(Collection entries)

################

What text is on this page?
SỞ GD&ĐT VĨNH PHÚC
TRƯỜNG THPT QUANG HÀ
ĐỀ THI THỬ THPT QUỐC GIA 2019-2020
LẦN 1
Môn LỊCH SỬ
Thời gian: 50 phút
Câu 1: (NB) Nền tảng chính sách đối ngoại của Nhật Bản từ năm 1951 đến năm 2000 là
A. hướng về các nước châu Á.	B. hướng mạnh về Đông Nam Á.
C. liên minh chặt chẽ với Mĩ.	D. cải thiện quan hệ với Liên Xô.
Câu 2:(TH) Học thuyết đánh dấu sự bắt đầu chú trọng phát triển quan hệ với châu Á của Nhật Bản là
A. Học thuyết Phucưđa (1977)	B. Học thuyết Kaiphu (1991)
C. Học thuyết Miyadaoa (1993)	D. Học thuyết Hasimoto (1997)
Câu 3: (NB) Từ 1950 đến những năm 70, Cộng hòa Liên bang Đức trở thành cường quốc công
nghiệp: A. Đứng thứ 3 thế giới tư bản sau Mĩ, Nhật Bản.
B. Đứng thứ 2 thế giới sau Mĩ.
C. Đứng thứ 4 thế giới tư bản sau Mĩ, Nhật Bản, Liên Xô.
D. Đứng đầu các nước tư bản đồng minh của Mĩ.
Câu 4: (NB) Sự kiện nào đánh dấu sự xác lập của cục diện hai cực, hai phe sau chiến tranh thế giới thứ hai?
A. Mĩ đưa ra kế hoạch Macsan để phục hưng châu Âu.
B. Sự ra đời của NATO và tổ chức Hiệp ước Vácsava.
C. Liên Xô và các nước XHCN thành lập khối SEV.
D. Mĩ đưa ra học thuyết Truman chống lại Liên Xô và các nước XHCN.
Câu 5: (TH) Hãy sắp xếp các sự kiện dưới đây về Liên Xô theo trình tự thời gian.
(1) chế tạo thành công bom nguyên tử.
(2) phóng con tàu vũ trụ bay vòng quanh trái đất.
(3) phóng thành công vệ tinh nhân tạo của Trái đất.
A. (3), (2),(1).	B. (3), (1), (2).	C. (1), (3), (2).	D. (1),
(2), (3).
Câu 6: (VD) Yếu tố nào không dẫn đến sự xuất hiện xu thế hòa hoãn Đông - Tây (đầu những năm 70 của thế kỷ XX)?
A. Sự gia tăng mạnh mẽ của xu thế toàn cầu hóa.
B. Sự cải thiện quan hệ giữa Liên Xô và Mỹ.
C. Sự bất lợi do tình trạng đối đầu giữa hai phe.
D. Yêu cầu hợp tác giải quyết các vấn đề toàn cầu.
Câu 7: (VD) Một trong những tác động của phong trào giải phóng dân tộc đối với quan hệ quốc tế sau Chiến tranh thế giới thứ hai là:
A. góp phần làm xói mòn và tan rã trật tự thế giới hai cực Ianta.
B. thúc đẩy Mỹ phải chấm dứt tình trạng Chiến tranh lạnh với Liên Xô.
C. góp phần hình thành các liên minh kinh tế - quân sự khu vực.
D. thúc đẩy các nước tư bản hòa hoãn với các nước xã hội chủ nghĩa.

################

■ **Directions for this task**
For the data above, state only how many lines include the word "thuyết".

■ **Task output**
4